Using the data below, gather each line that includes the word "name".

-- BEGIN Records shown --

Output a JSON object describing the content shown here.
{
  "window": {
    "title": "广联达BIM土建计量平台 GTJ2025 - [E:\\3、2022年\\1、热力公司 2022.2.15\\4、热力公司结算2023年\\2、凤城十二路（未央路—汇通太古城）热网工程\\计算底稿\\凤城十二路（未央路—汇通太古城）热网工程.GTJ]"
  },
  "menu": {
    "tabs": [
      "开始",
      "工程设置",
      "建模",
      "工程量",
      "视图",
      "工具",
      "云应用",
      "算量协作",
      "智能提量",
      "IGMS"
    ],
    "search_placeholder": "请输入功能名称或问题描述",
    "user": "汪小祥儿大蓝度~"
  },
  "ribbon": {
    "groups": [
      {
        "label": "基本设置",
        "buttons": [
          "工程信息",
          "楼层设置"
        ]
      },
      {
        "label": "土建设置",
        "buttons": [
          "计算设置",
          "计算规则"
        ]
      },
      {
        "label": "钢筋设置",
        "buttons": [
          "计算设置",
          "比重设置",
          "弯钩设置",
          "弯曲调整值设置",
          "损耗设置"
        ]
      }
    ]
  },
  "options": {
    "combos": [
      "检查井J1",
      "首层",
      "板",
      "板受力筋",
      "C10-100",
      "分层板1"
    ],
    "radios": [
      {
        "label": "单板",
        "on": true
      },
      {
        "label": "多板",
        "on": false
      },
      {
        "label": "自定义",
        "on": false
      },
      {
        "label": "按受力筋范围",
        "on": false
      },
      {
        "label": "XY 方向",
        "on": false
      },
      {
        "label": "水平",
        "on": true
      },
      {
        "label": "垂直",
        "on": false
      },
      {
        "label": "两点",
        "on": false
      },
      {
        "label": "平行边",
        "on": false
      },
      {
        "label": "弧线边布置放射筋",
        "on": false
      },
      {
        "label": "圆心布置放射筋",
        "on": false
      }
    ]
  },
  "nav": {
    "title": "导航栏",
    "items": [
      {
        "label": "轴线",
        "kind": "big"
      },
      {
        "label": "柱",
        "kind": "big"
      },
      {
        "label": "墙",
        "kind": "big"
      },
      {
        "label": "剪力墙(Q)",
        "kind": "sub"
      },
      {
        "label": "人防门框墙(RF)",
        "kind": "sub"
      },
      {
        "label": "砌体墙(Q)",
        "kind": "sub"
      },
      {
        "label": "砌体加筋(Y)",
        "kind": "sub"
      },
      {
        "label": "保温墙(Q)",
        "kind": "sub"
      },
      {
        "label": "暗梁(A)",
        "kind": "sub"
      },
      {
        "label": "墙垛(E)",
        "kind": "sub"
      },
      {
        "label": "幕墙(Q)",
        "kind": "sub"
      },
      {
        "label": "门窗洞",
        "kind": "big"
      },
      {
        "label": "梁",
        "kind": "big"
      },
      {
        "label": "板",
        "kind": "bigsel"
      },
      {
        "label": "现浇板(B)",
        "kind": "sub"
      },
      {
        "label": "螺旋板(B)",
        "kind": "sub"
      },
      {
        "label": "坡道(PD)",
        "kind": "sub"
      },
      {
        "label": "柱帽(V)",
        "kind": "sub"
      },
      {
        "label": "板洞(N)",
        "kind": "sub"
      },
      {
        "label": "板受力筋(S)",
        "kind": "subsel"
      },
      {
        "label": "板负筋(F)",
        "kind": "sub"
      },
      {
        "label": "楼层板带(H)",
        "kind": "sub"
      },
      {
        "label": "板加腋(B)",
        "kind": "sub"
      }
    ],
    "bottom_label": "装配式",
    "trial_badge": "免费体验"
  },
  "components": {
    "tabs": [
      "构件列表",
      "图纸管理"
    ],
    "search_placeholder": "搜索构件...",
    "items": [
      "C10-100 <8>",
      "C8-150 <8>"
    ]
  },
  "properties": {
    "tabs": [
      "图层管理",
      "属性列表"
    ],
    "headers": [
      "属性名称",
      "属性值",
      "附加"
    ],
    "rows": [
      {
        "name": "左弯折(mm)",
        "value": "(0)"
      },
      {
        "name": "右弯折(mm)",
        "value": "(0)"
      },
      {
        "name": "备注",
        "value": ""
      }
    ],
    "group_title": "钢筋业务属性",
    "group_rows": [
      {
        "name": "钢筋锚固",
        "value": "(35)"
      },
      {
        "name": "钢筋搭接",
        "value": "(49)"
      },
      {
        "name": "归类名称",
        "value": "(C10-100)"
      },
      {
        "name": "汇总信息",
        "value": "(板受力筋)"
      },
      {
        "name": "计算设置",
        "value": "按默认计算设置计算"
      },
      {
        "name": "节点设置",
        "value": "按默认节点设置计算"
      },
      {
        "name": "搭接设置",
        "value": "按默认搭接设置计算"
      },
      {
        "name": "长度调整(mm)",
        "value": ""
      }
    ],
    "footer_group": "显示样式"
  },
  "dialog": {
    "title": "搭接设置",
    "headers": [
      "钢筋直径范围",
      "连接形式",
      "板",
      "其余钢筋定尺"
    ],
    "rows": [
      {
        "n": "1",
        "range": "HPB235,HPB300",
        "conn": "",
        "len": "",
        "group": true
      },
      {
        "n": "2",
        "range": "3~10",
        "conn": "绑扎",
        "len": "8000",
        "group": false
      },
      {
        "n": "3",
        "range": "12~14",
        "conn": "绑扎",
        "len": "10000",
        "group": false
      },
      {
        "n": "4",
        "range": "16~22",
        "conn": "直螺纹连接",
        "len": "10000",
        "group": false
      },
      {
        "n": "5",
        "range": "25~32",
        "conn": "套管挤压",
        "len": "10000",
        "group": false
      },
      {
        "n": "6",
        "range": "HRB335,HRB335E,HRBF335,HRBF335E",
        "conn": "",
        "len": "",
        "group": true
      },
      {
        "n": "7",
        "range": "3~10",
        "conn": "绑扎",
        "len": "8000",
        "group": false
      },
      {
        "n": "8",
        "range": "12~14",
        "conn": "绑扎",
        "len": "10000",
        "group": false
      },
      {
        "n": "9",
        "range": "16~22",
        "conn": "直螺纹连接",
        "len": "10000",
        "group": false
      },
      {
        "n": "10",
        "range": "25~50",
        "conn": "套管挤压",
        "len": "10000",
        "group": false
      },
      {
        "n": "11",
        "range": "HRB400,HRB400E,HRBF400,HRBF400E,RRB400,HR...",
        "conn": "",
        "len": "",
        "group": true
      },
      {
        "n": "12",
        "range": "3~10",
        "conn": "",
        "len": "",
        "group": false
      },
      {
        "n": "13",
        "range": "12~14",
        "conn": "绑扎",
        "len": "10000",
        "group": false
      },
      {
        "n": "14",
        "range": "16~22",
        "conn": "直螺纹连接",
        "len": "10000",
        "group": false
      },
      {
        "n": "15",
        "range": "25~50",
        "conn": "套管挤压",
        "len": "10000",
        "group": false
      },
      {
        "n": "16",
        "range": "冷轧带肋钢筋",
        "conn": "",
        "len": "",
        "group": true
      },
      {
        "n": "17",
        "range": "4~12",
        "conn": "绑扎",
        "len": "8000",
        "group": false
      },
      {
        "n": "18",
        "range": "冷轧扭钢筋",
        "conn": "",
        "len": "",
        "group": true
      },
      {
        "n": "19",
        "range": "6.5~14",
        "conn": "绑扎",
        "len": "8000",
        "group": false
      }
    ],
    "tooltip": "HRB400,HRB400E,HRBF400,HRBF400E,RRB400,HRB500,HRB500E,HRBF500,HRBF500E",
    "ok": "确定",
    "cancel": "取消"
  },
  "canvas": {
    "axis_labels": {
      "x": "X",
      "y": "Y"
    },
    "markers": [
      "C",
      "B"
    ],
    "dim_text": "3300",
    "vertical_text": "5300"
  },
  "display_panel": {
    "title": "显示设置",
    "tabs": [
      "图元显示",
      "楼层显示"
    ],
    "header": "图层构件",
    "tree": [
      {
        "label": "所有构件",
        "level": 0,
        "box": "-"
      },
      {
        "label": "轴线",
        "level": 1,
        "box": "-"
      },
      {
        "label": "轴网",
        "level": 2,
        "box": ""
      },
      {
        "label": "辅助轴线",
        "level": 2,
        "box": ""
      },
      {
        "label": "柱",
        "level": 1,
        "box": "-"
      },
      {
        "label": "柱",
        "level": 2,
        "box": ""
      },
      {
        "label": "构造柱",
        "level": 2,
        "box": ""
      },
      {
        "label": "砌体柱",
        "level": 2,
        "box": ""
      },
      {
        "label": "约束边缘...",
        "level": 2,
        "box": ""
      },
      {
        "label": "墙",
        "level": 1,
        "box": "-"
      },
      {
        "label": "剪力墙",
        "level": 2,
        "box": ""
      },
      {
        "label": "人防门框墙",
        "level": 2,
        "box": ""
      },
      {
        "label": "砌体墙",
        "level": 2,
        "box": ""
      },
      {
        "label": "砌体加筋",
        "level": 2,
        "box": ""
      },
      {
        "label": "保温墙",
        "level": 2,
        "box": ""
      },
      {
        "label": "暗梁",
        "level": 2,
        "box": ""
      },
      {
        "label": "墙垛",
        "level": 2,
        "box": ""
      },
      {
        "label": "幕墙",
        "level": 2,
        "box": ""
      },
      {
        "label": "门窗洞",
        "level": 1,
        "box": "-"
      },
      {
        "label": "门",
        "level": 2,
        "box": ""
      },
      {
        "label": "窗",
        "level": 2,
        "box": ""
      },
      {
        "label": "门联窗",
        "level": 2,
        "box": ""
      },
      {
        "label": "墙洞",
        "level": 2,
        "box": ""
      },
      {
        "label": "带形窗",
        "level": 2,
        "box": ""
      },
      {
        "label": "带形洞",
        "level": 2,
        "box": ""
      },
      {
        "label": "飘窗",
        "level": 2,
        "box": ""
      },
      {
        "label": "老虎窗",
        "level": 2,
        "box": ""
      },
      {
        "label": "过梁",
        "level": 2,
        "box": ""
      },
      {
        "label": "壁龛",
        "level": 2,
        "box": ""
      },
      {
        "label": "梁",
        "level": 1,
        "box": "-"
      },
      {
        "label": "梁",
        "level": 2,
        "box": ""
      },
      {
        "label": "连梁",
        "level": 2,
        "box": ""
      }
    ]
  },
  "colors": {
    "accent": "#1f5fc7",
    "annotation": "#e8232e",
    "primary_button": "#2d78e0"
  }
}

-- END Records shown --

* _Solution_
        "name": "左弯折(mm)",
        "name": "右弯折(mm)",
        "name": "备注",
        "name": "钢筋锚固",
        "name": "钢筋搭接",
        "name": "归类名称",
        "name": "汇总信息",
        "name": "计算设置",
        "name": "节点设置",
        "name": "搭接设置",
        "name": "长度调整(mm)",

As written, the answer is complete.